Among the records that follow, count the lines with the string "税引後の利益影響"; report only that count.

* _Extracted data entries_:
-- -- --

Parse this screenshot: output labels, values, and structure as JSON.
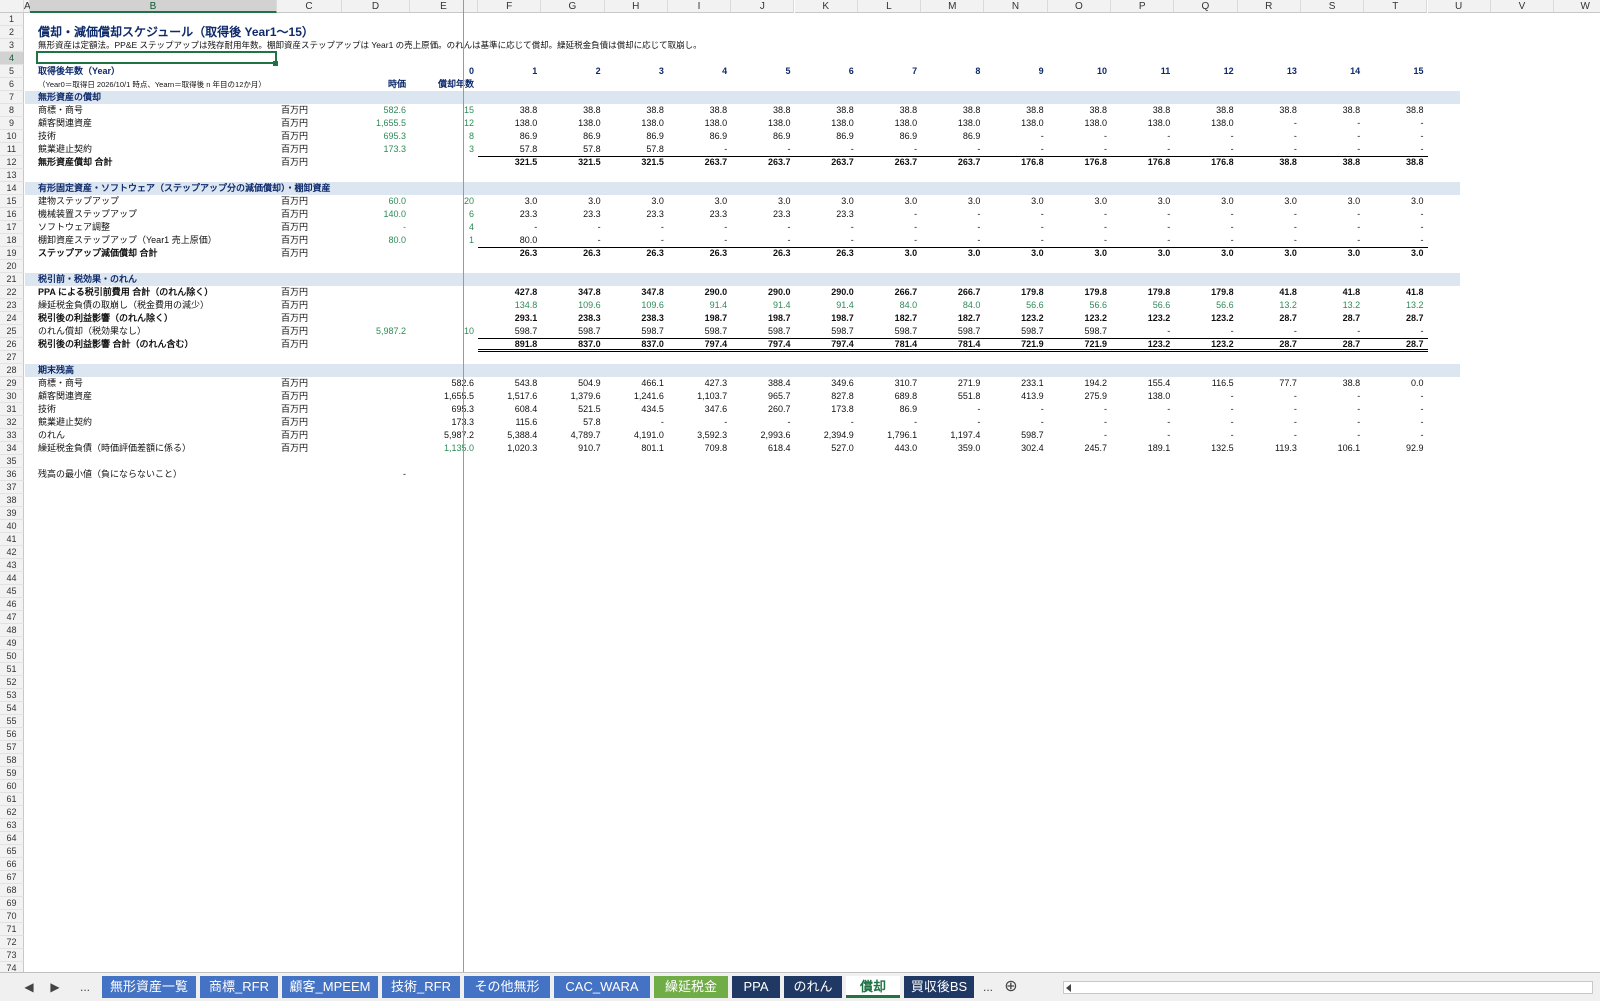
{
  "columns": [
    "A",
    "B",
    "C",
    "D",
    "E",
    "F",
    "G",
    "H",
    "I",
    "J",
    "K",
    "L",
    "M",
    "N",
    "O",
    "P",
    "Q",
    "R",
    "S",
    "T",
    "U",
    "V",
    "W"
  ],
  "selected_column": "B",
  "row_count": 74,
  "title": "償却・減価償却スケジュール（取得後 Year1～15）",
  "subtitle": "無形資産は定額法。PP&E ステップアップは残存耐用年数。棚卸資産ステップアップは Year1 の売上原価。のれんは基準に応じて償却。繰延税金負債は償却に応じて取崩し。",
  "header_row": {
    "label": "取得後年数（Year）",
    "year0": "0",
    "years": [
      "1",
      "2",
      "3",
      "4",
      "5",
      "6",
      "7",
      "8",
      "9",
      "10",
      "11",
      "12",
      "13",
      "14",
      "15"
    ]
  },
  "note_row": {
    "label": "（Year0＝取得日 2026/10/1 時点、Yearn＝取得後 n 年目の12か月）",
    "col_d": "時価",
    "col_e": "償却年数"
  },
  "sections": {
    "s7": "無形資産の償却",
    "s14": "有形固定資産・ソフトウェア（ステップアップ分の減価償却）・棚卸資産",
    "s21": "税引前・税効果・のれん",
    "s28": "期末残高"
  },
  "rows": [
    {
      "row": 8,
      "label": "商標・商号",
      "unit": "百万円",
      "d": "582.6",
      "e": "15",
      "vals": [
        "38.8",
        "38.8",
        "38.8",
        "38.8",
        "38.8",
        "38.8",
        "38.8",
        "38.8",
        "38.8",
        "38.8",
        "38.8",
        "38.8",
        "38.8",
        "38.8",
        "38.8"
      ]
    },
    {
      "row": 9,
      "label": "顧客関連資産",
      "unit": "百万円",
      "d": "1,655.5",
      "e": "12",
      "vals": [
        "138.0",
        "138.0",
        "138.0",
        "138.0",
        "138.0",
        "138.0",
        "138.0",
        "138.0",
        "138.0",
        "138.0",
        "138.0",
        "138.0",
        "-",
        "-",
        "-"
      ]
    },
    {
      "row": 10,
      "label": "技術",
      "unit": "百万円",
      "d": "695.3",
      "e": "8",
      "vals": [
        "86.9",
        "86.9",
        "86.9",
        "86.9",
        "86.9",
        "86.9",
        "86.9",
        "86.9",
        "-",
        "-",
        "-",
        "-",
        "-",
        "-",
        "-"
      ]
    },
    {
      "row": 11,
      "label": "競業避止契約",
      "unit": "百万円",
      "d": "173.3",
      "e": "3",
      "vals": [
        "57.8",
        "57.8",
        "57.8",
        "-",
        "-",
        "-",
        "-",
        "-",
        "-",
        "-",
        "-",
        "-",
        "-",
        "-",
        "-"
      ]
    },
    {
      "row": 12,
      "label": "無形資産償却 合計",
      "unit": "百万円",
      "bold": true,
      "vals": [
        "321.5",
        "321.5",
        "321.5",
        "263.7",
        "263.7",
        "263.7",
        "263.7",
        "263.7",
        "176.8",
        "176.8",
        "176.8",
        "176.8",
        "38.8",
        "38.8",
        "38.8"
      ]
    },
    {
      "row": 15,
      "label": "建物ステップアップ",
      "unit": "百万円",
      "d": "60.0",
      "e": "20",
      "vals": [
        "3.0",
        "3.0",
        "3.0",
        "3.0",
        "3.0",
        "3.0",
        "3.0",
        "3.0",
        "3.0",
        "3.0",
        "3.0",
        "3.0",
        "3.0",
        "3.0",
        "3.0"
      ]
    },
    {
      "row": 16,
      "label": "機械装置ステップアップ",
      "unit": "百万円",
      "d": "140.0",
      "e": "6",
      "vals": [
        "23.3",
        "23.3",
        "23.3",
        "23.3",
        "23.3",
        "23.3",
        "-",
        "-",
        "-",
        "-",
        "-",
        "-",
        "-",
        "-",
        "-"
      ]
    },
    {
      "row": 17,
      "label": "ソフトウェア調整",
      "unit": "百万円",
      "d": "-",
      "e": "4",
      "vals": [
        "-",
        "-",
        "-",
        "-",
        "-",
        "-",
        "-",
        "-",
        "-",
        "-",
        "-",
        "-",
        "-",
        "-",
        "-"
      ]
    },
    {
      "row": 18,
      "label": "棚卸資産ステップアップ（Year1 売上原価）",
      "unit": "百万円",
      "d": "80.0",
      "e": "1",
      "vals": [
        "80.0",
        "-",
        "-",
        "-",
        "-",
        "-",
        "-",
        "-",
        "-",
        "-",
        "-",
        "-",
        "-",
        "-",
        "-"
      ]
    },
    {
      "row": 19,
      "label": "ステップアップ減価償却 合計",
      "unit": "百万円",
      "bold": true,
      "vals": [
        "26.3",
        "26.3",
        "26.3",
        "26.3",
        "26.3",
        "26.3",
        "3.0",
        "3.0",
        "3.0",
        "3.0",
        "3.0",
        "3.0",
        "3.0",
        "3.0",
        "3.0"
      ]
    },
    {
      "row": 22,
      "label": "PPA による税引前費用 合計（のれん除く）",
      "unit": "百万円",
      "bold": true,
      "vals": [
        "427.8",
        "347.8",
        "347.8",
        "290.0",
        "290.0",
        "290.0",
        "266.7",
        "266.7",
        "179.8",
        "179.8",
        "179.8",
        "179.8",
        "41.8",
        "41.8",
        "41.8"
      ]
    },
    {
      "row": 23,
      "label": "繰延税金負債の取崩し（税金費用の減少）",
      "unit": "百万円",
      "green": true,
      "vals": [
        "134.8",
        "109.6",
        "109.6",
        "91.4",
        "91.4",
        "91.4",
        "84.0",
        "84.0",
        "56.6",
        "56.6",
        "56.6",
        "56.6",
        "13.2",
        "13.2",
        "13.2"
      ]
    },
    {
      "row": 24,
      "label": "税引後の利益影響（のれん除く）",
      "unit": "百万円",
      "bold": true,
      "vals": [
        "293.1",
        "238.3",
        "238.3",
        "198.7",
        "198.7",
        "198.7",
        "182.7",
        "182.7",
        "123.2",
        "123.2",
        "123.2",
        "123.2",
        "28.7",
        "28.7",
        "28.7"
      ]
    },
    {
      "row": 25,
      "label": "のれん償却（税効果なし）",
      "unit": "百万円",
      "d": "5,987.2",
      "e": "10",
      "vals": [
        "598.7",
        "598.7",
        "598.7",
        "598.7",
        "598.7",
        "598.7",
        "598.7",
        "598.7",
        "598.7",
        "598.7",
        "-",
        "-",
        "-",
        "-",
        "-"
      ]
    },
    {
      "row": 26,
      "label": "税引後の利益影響 合計（のれん含む）",
      "unit": "百万円",
      "bold": true,
      "vals": [
        "891.8",
        "837.0",
        "837.0",
        "797.4",
        "797.4",
        "797.4",
        "781.4",
        "781.4",
        "721.9",
        "721.9",
        "123.2",
        "123.2",
        "28.7",
        "28.7",
        "28.7"
      ]
    },
    {
      "row": 29,
      "label": "商標・商号",
      "unit": "百万円",
      "e": "582.6",
      "vals": [
        "543.8",
        "504.9",
        "466.1",
        "427.3",
        "388.4",
        "349.6",
        "310.7",
        "271.9",
        "233.1",
        "194.2",
        "155.4",
        "116.5",
        "77.7",
        "38.8",
        "0.0"
      ]
    },
    {
      "row": 30,
      "label": "顧客関連資産",
      "unit": "百万円",
      "e": "1,655.5",
      "vals": [
        "1,517.6",
        "1,379.6",
        "1,241.6",
        "1,103.7",
        "965.7",
        "827.8",
        "689.8",
        "551.8",
        "413.9",
        "275.9",
        "138.0",
        "-",
        "-",
        "-",
        "-"
      ]
    },
    {
      "row": 31,
      "label": "技術",
      "unit": "百万円",
      "e": "695.3",
      "vals": [
        "608.4",
        "521.5",
        "434.5",
        "347.6",
        "260.7",
        "173.8",
        "86.9",
        "-",
        "-",
        "-",
        "-",
        "-",
        "-",
        "-",
        "-"
      ]
    },
    {
      "row": 32,
      "label": "競業避止契約",
      "unit": "百万円",
      "e": "173.3",
      "vals": [
        "115.6",
        "57.8",
        "-",
        "-",
        "-",
        "-",
        "-",
        "-",
        "-",
        "-",
        "-",
        "-",
        "-",
        "-",
        "-"
      ]
    },
    {
      "row": 33,
      "label": "のれん",
      "unit": "百万円",
      "e": "5,987.2",
      "vals": [
        "5,388.4",
        "4,789.7",
        "4,191.0",
        "3,592.3",
        "2,993.6",
        "2,394.9",
        "1,796.1",
        "1,197.4",
        "598.7",
        "-",
        "-",
        "-",
        "-",
        "-",
        "-"
      ]
    },
    {
      "row": 34,
      "label": "繰延税金負債（時価評価差額に係る）",
      "unit": "百万円",
      "e": "1,135.0",
      "egreen": true,
      "vals": [
        "1,020.3",
        "910.7",
        "801.1",
        "709.8",
        "618.4",
        "527.0",
        "443.0",
        "359.0",
        "302.4",
        "245.7",
        "189.1",
        "132.5",
        "119.3",
        "106.1",
        "92.9"
      ]
    }
  ],
  "row36": {
    "label": "残高の最小値（負にならないこと）",
    "value": "-"
  },
  "tabs": [
    {
      "label": "無形資産一覧",
      "color": "#4472c4"
    },
    {
      "label": "商標_RFR",
      "color": "#4472c4"
    },
    {
      "label": "顧客_MPEEM",
      "color": "#4472c4"
    },
    {
      "label": "技術_RFR",
      "color": "#4472c4"
    },
    {
      "label": "その他無形",
      "color": "#4472c4"
    },
    {
      "label": "CAC_WARA",
      "color": "#4472c4"
    },
    {
      "label": "繰延税金",
      "color": "#70ad47"
    },
    {
      "label": "PPA",
      "color": "#1f3864"
    },
    {
      "label": "のれん",
      "color": "#1f3864"
    },
    {
      "label": "償却",
      "color": "#ffffff",
      "active": true
    },
    {
      "label": "買収後BS",
      "color": "#1f3864"
    }
  ],
  "tab_nav": {
    "prev": "◀",
    "next": "▶",
    "more_left": "...",
    "more_right": "...",
    "add": "⊕"
  }
}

-- -- --

* _Expected answer_: 2